-- Start Materials provided --

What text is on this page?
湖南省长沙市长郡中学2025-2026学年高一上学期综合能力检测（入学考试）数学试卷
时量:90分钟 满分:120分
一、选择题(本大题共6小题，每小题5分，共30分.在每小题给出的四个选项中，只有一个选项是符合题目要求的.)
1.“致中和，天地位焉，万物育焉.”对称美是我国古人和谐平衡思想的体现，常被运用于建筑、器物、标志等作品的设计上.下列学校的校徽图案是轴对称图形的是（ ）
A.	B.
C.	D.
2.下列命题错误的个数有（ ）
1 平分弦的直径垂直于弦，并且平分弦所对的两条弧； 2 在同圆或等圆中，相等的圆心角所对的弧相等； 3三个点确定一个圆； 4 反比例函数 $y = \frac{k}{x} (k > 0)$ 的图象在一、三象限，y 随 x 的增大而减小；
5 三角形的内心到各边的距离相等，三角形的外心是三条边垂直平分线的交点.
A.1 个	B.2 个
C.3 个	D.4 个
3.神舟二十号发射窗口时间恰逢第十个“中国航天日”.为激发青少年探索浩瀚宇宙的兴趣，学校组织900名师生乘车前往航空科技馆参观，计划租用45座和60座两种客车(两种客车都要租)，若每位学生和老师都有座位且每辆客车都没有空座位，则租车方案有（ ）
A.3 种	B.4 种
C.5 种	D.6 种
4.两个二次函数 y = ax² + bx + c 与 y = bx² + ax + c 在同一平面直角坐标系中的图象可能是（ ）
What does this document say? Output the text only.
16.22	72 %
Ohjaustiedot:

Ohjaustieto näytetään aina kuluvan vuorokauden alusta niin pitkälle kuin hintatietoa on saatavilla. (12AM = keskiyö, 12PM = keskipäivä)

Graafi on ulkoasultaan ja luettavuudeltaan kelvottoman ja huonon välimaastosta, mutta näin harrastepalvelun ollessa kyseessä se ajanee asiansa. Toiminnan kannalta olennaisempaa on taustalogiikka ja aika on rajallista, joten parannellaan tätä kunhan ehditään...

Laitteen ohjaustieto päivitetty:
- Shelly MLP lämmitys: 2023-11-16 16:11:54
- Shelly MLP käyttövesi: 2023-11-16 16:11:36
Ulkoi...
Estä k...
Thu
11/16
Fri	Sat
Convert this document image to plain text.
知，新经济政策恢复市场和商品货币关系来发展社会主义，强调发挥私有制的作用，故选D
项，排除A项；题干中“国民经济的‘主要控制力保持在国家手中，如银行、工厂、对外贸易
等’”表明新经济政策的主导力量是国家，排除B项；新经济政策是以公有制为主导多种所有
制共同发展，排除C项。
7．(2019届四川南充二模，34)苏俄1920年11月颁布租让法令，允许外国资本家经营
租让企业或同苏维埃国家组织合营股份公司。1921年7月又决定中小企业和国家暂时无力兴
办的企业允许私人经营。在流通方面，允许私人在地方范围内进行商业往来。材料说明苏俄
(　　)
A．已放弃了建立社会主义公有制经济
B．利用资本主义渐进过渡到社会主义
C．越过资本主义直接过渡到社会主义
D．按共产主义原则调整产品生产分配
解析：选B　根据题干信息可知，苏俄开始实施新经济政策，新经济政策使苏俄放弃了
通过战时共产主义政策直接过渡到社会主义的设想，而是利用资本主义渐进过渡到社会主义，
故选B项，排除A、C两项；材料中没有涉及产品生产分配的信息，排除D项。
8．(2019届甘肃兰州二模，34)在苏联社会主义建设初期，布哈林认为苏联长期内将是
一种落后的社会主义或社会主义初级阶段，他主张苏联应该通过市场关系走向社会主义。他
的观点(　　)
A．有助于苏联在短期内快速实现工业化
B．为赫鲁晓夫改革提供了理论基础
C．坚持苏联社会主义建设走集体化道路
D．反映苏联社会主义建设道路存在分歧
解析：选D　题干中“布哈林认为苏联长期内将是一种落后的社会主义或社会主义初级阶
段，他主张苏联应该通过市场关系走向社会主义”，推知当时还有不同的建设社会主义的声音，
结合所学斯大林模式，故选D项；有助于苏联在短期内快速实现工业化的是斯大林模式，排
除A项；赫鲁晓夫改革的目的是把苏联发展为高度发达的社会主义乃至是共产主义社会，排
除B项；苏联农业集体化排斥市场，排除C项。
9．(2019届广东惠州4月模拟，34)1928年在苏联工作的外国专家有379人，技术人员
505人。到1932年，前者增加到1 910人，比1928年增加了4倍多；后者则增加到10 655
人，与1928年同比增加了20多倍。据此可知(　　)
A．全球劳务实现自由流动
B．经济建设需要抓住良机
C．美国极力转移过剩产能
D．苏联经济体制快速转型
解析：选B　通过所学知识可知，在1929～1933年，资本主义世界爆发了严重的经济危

-- End Materials provided --

- **Exercise details**: Return each line of the records above exactly as it reads.

- **Expected answer**:
What text is on this page?
湖南省长沙市长郡中学2025-2026学年高一上学期综合能力检测（入学考试）数学试卷
时量:90分钟 满分:120分
一、选择题(本大题共6小题，每小题5分，共30分.在每小题给出的四个选项中，只有一个选项是符合题目要求的.)
1.“致中和，天地位焉，万物育焉.”对称美是我国古人和谐平衡思想的体现，常被运用于建筑、器物、标志等作品的设计上.下列学校的校徽图案是轴对称图形的是（ ）
A.	B.
C.	D.
2.下列命题错误的个数有（ ）
1 平分弦的直径垂直于弦，并且平分弦所对的两条弧； 2 在同圆或等圆中，相等的圆心角所对的弧相等； 3三个点确定一个圆； 4 反比例函数 $y = \frac{k}{x} (k > 0)$ 的图象在一、三象限，y 随 x 的增大而减小；
5 三角形的内心到各边的距离相等，三角形的外心是三条边垂直平分线的交点.
A.1 个	B.2 个
C.3 个	D.4 个
3.神舟二十号发射窗口时间恰逢第十个“中国航天日”.为激发青少年探索浩瀚宇宙的兴趣，学校组织900名师生乘车前往航空科技馆参观，计划租用45座和60座两种客车(两种客车都要租)，若每位学生和老师都有座位且每辆客车都没有空座位，则租车方案有（ ）
A.3 种	B.4 种
C.5 种	D.6 种
4.两个二次函数 y = ax² + bx + c 与 y = bx² + ax + c 在同一平面直角坐标系中的图象可能是（ ）
What does this document say? Output the text only.
16.22	72 %
Ohjaustiedot:

Ohjaustieto näytetään aina kuluvan vuorokauden alusta niin pitkälle kuin hintatietoa on saatavilla. (12AM = keskiyö, 12PM = keskipäivä)

Graafi on ulkoasultaan ja luettavuudeltaan kelvottoman ja huonon välimaastosta, mutta näin harrastepalvelun ollessa kyseessä se ajanee asiansa. Toiminnan kannalta olennaisempaa on taustalogiikka ja aika on rajallista, joten parannellaan tätä kunhan ehditään...

Laitteen ohjaustieto päivitetty:
- Shelly MLP lämmitys: 2023-11-16 16:11:54
- Shelly MLP käyttövesi: 2023-11-16 16:11:36
Ulkoi...
Estä k...
Thu
11/16
Fri	Sat
Convert this document image to plain text.
知，新经济政策恢复市场和商品货币关系来发展社会主义，强调发挥私有制的作用，故选D
项，排除A项；题干中“国民经济的‘主要控制力保持在国家手中，如银行、工厂、对外贸易
等’”表明新经济政策的主导力量是国家，排除B项；新经济政策是以公有制为主导多种所有
制共同发展，排除C项。
7．(2019届四川南充二模，34)苏俄1920年11月颁布租让法令，允许外国资本家经营
租让企业或同苏维埃国家组织合营股份公司。1921年7月又决定中小企业和国家暂时无力兴
办的企业允许私人经营。在流通方面，允许私人在地方范围内进行商业往来。材料说明苏俄
(　　)
A．已放弃了建立社会主义公有制经济
B．利用资本主义渐进过渡到社会主义
C．越过资本主义直接过渡到社会主义
D．按共产主义原则调整产品生产分配
解析：选B　根据题干信息可知，苏俄开始实施新经济政策，新经济政策使苏俄放弃了
通过战时共产主义政策直接过渡到社会主义的设想，而是利用资本主义渐进过渡到社会主义，
故选B项，排除A、C两项；材料中没有涉及产品生产分配的信息，排除D项。
8．(2019届甘肃兰州二模，34)在苏联社会主义建设初期，布哈林认为苏联长期内将是
一种落后的社会主义或社会主义初级阶段，他主张苏联应该通过市场关系走向社会主义。他
的观点(　　)
A．有助于苏联在短期内快速实现工业化
B．为赫鲁晓夫改革提供了理论基础
C．坚持苏联社会主义建设走集体化道路
D．反映苏联社会主义建设道路存在分歧
解析：选D　题干中“布哈林认为苏联长期内将是一种落后的社会主义或社会主义初级阶
段，他主张苏联应该通过市场关系走向社会主义”，推知当时还有不同的建设社会主义的声音，
结合所学斯大林模式，故选D项；有助于苏联在短期内快速实现工业化的是斯大林模式，排
除A项；赫鲁晓夫改革的目的是把苏联发展为高度发达的社会主义乃至是共产主义社会，排
除B项；苏联农业集体化排斥市场，排除C项。
9．(2019届广东惠州4月模拟，34)1928年在苏联工作的外国专家有379人，技术人员
505人。到1932年，前者增加到1 910人，比1928年增加了4倍多；后者则增加到10 655
人，与1928年同比增加了20多倍。据此可知(　　)
A．全球劳务实现自由流动
B．经济建设需要抓住良机
C．美国极力转移过剩产能
D．苏联经济体制快速转型
解析：选B　通过所学知识可知，在1929～1933年，资本主义世界爆发了严重的经济危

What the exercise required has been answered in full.